Task instructions:
Identify all lines below that hold "color" and collect them.
╭─ Input
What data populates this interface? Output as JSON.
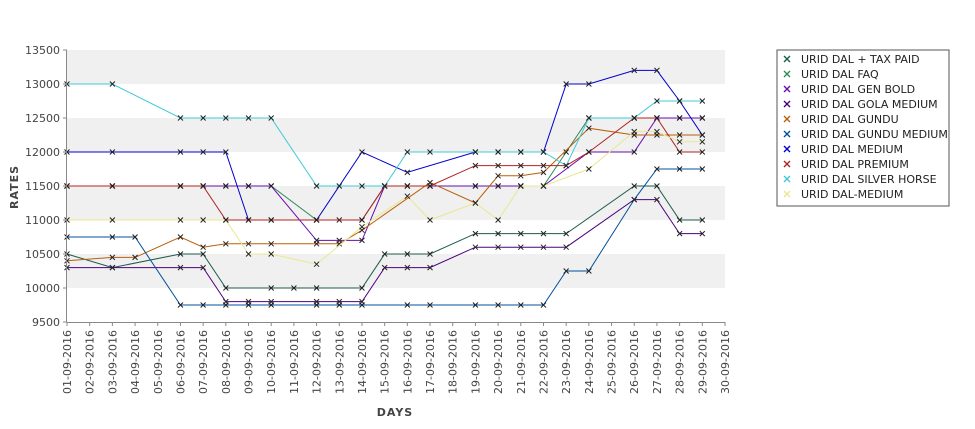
{
  "chart_data": {
    "type": "line",
    "xlabel": "DAYS",
    "ylabel": "RATES",
    "ylim": [
      9500,
      13500
    ],
    "y_ticks": [
      9500,
      10000,
      10500,
      11000,
      11500,
      12000,
      12500,
      13000,
      13500
    ],
    "grid": "alternating horizontal bands",
    "legend_position": "right",
    "categories": [
      "01-09-2016",
      "02-09-2016",
      "03-09-2016",
      "04-09-2016",
      "05-09-2016",
      "06-09-2016",
      "07-09-2016",
      "08-09-2016",
      "09-09-2016",
      "10-09-2016",
      "11-09-2016",
      "12-09-2016",
      "13-09-2016",
      "14-09-2016",
      "15-09-2016",
      "16-09-2016",
      "17-09-2016",
      "18-09-2016",
      "19-09-2016",
      "20-09-2016",
      "21-09-2016",
      "22-09-2016",
      "23-09-2016",
      "24-09-2016",
      "25-09-2016",
      "26-09-2016",
      "27-09-2016",
      "28-09-2016",
      "29-09-2016",
      "30-09-2016"
    ],
    "series": [
      {
        "name": "URID DAL + TAX PAID",
        "color": "#1a5c4a",
        "points": [
          [
            0,
            10500
          ],
          [
            2,
            10300
          ],
          [
            5,
            10500
          ],
          [
            6,
            10500
          ],
          [
            7,
            10000
          ],
          [
            9,
            10000
          ],
          [
            10,
            10000
          ],
          [
            11,
            10000
          ],
          [
            13,
            10000
          ],
          [
            14,
            10500
          ],
          [
            15,
            10500
          ],
          [
            16,
            10500
          ],
          [
            18,
            10800
          ],
          [
            19,
            10800
          ],
          [
            20,
            10800
          ],
          [
            21,
            10800
          ],
          [
            22,
            10800
          ],
          [
            25,
            11500
          ],
          [
            26,
            11500
          ],
          [
            27,
            11000
          ],
          [
            28,
            11000
          ]
        ]
      },
      {
        "name": "URID DAL FAQ",
        "color": "#2e8b57",
        "points": [
          [
            0,
            11500
          ],
          [
            2,
            11500
          ],
          [
            5,
            11500
          ],
          [
            6,
            11500
          ],
          [
            7,
            11500
          ],
          [
            8,
            11500
          ],
          [
            9,
            11500
          ],
          [
            11,
            11000
          ],
          [
            12,
            11000
          ],
          [
            13,
            11000
          ],
          [
            14,
            11500
          ],
          [
            15,
            11500
          ],
          [
            16,
            11500
          ],
          [
            18,
            11500
          ],
          [
            19,
            11500
          ],
          [
            20,
            11500
          ],
          [
            21,
            11500
          ],
          [
            22,
            12000
          ],
          [
            23,
            12500
          ],
          [
            25,
            12500
          ],
          [
            26,
            12500
          ],
          [
            27,
            12500
          ],
          [
            28,
            12500
          ]
        ]
      },
      {
        "name": "URID DAL GEN BOLD",
        "color": "#6a0dad",
        "points": [
          [
            0,
            11500
          ],
          [
            2,
            11500
          ],
          [
            5,
            11500
          ],
          [
            6,
            11500
          ],
          [
            7,
            11500
          ],
          [
            8,
            11500
          ],
          [
            9,
            11500
          ],
          [
            11,
            10700
          ],
          [
            12,
            10700
          ],
          [
            13,
            10700
          ],
          [
            14,
            11500
          ],
          [
            15,
            11500
          ],
          [
            16,
            11500
          ],
          [
            18,
            11500
          ],
          [
            19,
            11500
          ],
          [
            20,
            11500
          ],
          [
            21,
            11500
          ],
          [
            23,
            12000
          ],
          [
            25,
            12000
          ],
          [
            26,
            12500
          ],
          [
            27,
            12500
          ],
          [
            28,
            12500
          ]
        ]
      },
      {
        "name": "URID DAL GOLA MEDIUM",
        "color": "#4b0082",
        "points": [
          [
            0,
            10300
          ],
          [
            2,
            10300
          ],
          [
            5,
            10300
          ],
          [
            6,
            10300
          ],
          [
            7,
            9800
          ],
          [
            8,
            9800
          ],
          [
            9,
            9800
          ],
          [
            11,
            9800
          ],
          [
            12,
            9800
          ],
          [
            13,
            9800
          ],
          [
            14,
            10300
          ],
          [
            15,
            10300
          ],
          [
            16,
            10300
          ],
          [
            18,
            10600
          ],
          [
            19,
            10600
          ],
          [
            20,
            10600
          ],
          [
            21,
            10600
          ],
          [
            22,
            10600
          ],
          [
            25,
            11300
          ],
          [
            26,
            11300
          ],
          [
            27,
            10800
          ],
          [
            28,
            10800
          ]
        ]
      },
      {
        "name": "URID DAL GUNDU",
        "color": "#b8600b",
        "points": [
          [
            0,
            10400
          ],
          [
            2,
            10450
          ],
          [
            3,
            10450
          ],
          [
            5,
            10750
          ],
          [
            6,
            10600
          ],
          [
            7,
            10650
          ],
          [
            8,
            10650
          ],
          [
            9,
            10650
          ],
          [
            11,
            10650
          ],
          [
            12,
            10650
          ],
          [
            13,
            10850
          ],
          [
            16,
            11550
          ],
          [
            18,
            11250
          ],
          [
            19,
            11650
          ],
          [
            20,
            11650
          ],
          [
            21,
            11700
          ],
          [
            23,
            12350
          ],
          [
            25,
            12250
          ],
          [
            26,
            12250
          ],
          [
            27,
            12250
          ],
          [
            28,
            12250
          ]
        ]
      },
      {
        "name": "URID DAL GUNDU MEDIUM",
        "color": "#00509e",
        "points": [
          [
            0,
            10750
          ],
          [
            2,
            10750
          ],
          [
            3,
            10750
          ],
          [
            5,
            9750
          ],
          [
            6,
            9750
          ],
          [
            7,
            9750
          ],
          [
            8,
            9750
          ],
          [
            9,
            9750
          ],
          [
            11,
            9750
          ],
          [
            12,
            9750
          ],
          [
            13,
            9750
          ],
          [
            15,
            9750
          ],
          [
            16,
            9750
          ],
          [
            18,
            9750
          ],
          [
            19,
            9750
          ],
          [
            20,
            9750
          ],
          [
            21,
            9750
          ],
          [
            22,
            10250
          ],
          [
            23,
            10250
          ],
          [
            25,
            11300
          ],
          [
            26,
            11750
          ],
          [
            27,
            11750
          ],
          [
            28,
            11750
          ]
        ]
      },
      {
        "name": "URID DAL MEDIUM",
        "color": "#0000cd",
        "points": [
          [
            0,
            12000
          ],
          [
            2,
            12000
          ],
          [
            5,
            12000
          ],
          [
            6,
            12000
          ],
          [
            7,
            12000
          ],
          [
            8,
            11000
          ],
          [
            9,
            11000
          ],
          [
            11,
            11000
          ],
          [
            13,
            12000
          ],
          [
            15,
            11700
          ],
          [
            18,
            12000
          ],
          [
            19,
            12000
          ],
          [
            20,
            12000
          ],
          [
            21,
            12000
          ],
          [
            22,
            13000
          ],
          [
            23,
            13000
          ],
          [
            25,
            13200
          ],
          [
            26,
            13200
          ],
          [
            27,
            12750
          ],
          [
            28,
            12250
          ]
        ]
      },
      {
        "name": "URID DAL PREMIUM",
        "color": "#b22222",
        "points": [
          [
            0,
            11500
          ],
          [
            2,
            11500
          ],
          [
            5,
            11500
          ],
          [
            6,
            11500
          ],
          [
            7,
            11000
          ],
          [
            8,
            11000
          ],
          [
            9,
            11000
          ],
          [
            11,
            11000
          ],
          [
            13,
            11000
          ],
          [
            14,
            11500
          ],
          [
            15,
            11500
          ],
          [
            16,
            11500
          ],
          [
            18,
            11800
          ],
          [
            19,
            11800
          ],
          [
            20,
            11800
          ],
          [
            21,
            11800
          ],
          [
            22,
            11800
          ],
          [
            23,
            12000
          ],
          [
            25,
            12500
          ],
          [
            26,
            12500
          ],
          [
            27,
            12000
          ],
          [
            28,
            12000
          ]
        ]
      },
      {
        "name": "URID DAL SILVER HORSE",
        "color": "#40c8d8",
        "points": [
          [
            0,
            13000
          ],
          [
            2,
            13000
          ],
          [
            5,
            12500
          ],
          [
            6,
            12500
          ],
          [
            7,
            12500
          ],
          [
            8,
            12500
          ],
          [
            9,
            12500
          ],
          [
            11,
            11500
          ],
          [
            12,
            11500
          ],
          [
            13,
            11500
          ],
          [
            14,
            11500
          ],
          [
            15,
            12000
          ],
          [
            16,
            12000
          ],
          [
            18,
            12000
          ],
          [
            19,
            12000
          ],
          [
            20,
            12000
          ],
          [
            21,
            12000
          ],
          [
            22,
            11800
          ],
          [
            23,
            12500
          ],
          [
            25,
            12500
          ],
          [
            26,
            12750
          ],
          [
            27,
            12750
          ],
          [
            28,
            12750
          ]
        ]
      },
      {
        "name": "URID DAL-MEDIUM",
        "color": "#e8e890",
        "points": [
          [
            0,
            11000
          ],
          [
            2,
            11000
          ],
          [
            5,
            11000
          ],
          [
            6,
            11000
          ],
          [
            7,
            11000
          ],
          [
            8,
            10500
          ],
          [
            9,
            10500
          ],
          [
            11,
            10350
          ],
          [
            13,
            10900
          ],
          [
            15,
            11350
          ],
          [
            16,
            11000
          ],
          [
            18,
            11250
          ],
          [
            19,
            11000
          ],
          [
            20,
            11500
          ],
          [
            21,
            11500
          ],
          [
            23,
            11750
          ],
          [
            25,
            12300
          ],
          [
            26,
            12300
          ],
          [
            27,
            12150
          ],
          [
            28,
            12150
          ]
        ]
      }
    ]
  }
}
╰─
Final result:
        "color": "#1a5c4a",
        "color": "#2e8b57",
        "color": "#6a0dad",
        "color": "#4b0082",
        "color": "#b8600b",
        "color": "#00509e",
        "color": "#0000cd",
        "color": "#b22222",
        "color": "#40c8d8",
        "color": "#e8e890",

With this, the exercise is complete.